Goal of the exercise
Pull out every line with the word "энергосбережения" from the entries below.

Given records
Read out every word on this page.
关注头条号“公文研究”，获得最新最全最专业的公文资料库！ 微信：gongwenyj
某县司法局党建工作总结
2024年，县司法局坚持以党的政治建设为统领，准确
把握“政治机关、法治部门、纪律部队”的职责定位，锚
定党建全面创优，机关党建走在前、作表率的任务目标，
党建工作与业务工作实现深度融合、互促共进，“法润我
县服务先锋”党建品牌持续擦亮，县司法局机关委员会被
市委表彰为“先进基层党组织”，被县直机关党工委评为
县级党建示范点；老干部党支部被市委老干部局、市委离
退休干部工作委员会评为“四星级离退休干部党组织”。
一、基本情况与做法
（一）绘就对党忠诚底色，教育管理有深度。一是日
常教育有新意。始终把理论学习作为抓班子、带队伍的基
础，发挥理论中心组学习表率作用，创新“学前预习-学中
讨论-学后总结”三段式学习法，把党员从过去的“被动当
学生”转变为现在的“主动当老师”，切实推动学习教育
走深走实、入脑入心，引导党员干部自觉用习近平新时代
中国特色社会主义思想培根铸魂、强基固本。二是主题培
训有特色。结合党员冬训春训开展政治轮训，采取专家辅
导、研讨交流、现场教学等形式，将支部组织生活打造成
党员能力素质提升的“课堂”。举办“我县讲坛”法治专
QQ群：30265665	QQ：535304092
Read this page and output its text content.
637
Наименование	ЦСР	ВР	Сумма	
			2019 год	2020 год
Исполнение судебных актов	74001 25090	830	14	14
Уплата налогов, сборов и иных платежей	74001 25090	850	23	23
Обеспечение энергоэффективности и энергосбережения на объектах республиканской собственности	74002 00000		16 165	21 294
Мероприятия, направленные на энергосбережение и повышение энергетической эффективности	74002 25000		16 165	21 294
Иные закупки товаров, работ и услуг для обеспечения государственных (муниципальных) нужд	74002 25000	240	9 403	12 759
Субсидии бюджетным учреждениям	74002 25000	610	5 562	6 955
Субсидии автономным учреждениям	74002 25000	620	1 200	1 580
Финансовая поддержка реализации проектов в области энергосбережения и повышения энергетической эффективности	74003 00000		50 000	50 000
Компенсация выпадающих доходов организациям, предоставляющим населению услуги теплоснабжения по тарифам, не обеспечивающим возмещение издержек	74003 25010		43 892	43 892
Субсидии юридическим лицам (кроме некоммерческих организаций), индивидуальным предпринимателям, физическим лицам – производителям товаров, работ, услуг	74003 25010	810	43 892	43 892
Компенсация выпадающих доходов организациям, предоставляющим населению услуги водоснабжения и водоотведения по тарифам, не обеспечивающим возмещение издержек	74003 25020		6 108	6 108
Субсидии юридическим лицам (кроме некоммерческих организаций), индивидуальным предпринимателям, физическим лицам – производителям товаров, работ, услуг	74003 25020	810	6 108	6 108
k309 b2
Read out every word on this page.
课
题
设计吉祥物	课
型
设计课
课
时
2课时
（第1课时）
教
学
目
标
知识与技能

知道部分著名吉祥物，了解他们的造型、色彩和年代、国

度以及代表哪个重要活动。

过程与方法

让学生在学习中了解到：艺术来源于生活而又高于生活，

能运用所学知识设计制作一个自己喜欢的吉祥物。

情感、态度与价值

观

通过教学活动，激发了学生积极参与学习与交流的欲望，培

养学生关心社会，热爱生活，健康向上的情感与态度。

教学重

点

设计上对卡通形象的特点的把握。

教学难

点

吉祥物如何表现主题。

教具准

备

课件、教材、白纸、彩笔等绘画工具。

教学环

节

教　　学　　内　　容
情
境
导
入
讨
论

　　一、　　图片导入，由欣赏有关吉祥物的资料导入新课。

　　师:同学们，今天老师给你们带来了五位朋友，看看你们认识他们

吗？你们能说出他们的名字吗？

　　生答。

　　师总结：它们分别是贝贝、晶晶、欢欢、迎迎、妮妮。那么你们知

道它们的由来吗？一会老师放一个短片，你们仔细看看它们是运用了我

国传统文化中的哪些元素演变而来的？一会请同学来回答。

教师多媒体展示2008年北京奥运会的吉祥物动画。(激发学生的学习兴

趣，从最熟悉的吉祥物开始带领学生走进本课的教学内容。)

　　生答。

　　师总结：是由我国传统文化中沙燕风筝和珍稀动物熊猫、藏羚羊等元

Solution for this task
Обеспечение энергоэффективности и энергосбережения на объектах республиканской собственности	74002 00000		16 165	21 294
Финансовая поддержка реализации проектов в области энергосбережения и повышения энергетической эффективности	74003 00000		50 000	50 000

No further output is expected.